Write out every entry exactly as it stands.

START Records provided

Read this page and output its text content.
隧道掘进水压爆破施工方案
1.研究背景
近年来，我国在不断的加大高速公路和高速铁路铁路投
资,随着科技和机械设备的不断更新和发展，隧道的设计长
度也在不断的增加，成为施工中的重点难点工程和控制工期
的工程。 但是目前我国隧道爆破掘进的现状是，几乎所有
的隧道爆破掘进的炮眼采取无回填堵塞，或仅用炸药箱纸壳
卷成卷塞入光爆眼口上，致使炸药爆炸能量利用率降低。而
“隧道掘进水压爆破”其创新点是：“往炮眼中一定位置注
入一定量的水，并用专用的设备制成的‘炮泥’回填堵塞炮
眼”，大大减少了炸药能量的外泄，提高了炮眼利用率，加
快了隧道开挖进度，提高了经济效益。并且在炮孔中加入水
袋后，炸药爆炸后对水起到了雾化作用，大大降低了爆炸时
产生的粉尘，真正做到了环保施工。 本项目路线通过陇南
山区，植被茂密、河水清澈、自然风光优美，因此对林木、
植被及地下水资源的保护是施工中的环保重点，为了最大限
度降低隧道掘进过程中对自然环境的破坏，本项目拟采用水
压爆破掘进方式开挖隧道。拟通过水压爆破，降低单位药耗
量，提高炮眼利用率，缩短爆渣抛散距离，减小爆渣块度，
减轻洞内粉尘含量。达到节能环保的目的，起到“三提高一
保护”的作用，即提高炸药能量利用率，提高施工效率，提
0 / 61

END Records provided

• [Correct answer]
Read this page and output its text content.
隧道掘进水压爆破施工方案
1.研究背景
近年来，我国在不断的加大高速公路和高速铁路铁路投
资,随着科技和机械设备的不断更新和发展，隧道的设计长
度也在不断的增加，成为施工中的重点难点工程和控制工期
的工程。 但是目前我国隧道爆破掘进的现状是，几乎所有
的隧道爆破掘进的炮眼采取无回填堵塞，或仅用炸药箱纸壳
卷成卷塞入光爆眼口上，致使炸药爆炸能量利用率降低。而
“隧道掘进水压爆破”其创新点是：“往炮眼中一定位置注
入一定量的水，并用专用的设备制成的‘炮泥’回填堵塞炮
眼”，大大减少了炸药能量的外泄，提高了炮眼利用率，加
快了隧道开挖进度，提高了经济效益。并且在炮孔中加入水
袋后，炸药爆炸后对水起到了雾化作用，大大降低了爆炸时
产生的粉尘，真正做到了环保施工。 本项目路线通过陇南
山区，植被茂密、河水清澈、自然风光优美，因此对林木、
植被及地下水资源的保护是施工中的环保重点，为了最大限
度降低隧道掘进过程中对自然环境的破坏，本项目拟采用水
压爆破掘进方式开挖隧道。拟通过水压爆破，降低单位药耗
量，提高炮眼利用率，缩短爆渣抛散距离，减小爆渣块度，
减轻洞内粉尘含量。达到节能环保的目的，起到“三提高一
保护”的作用，即提高炸药能量利用率，提高施工效率，提
0 / 61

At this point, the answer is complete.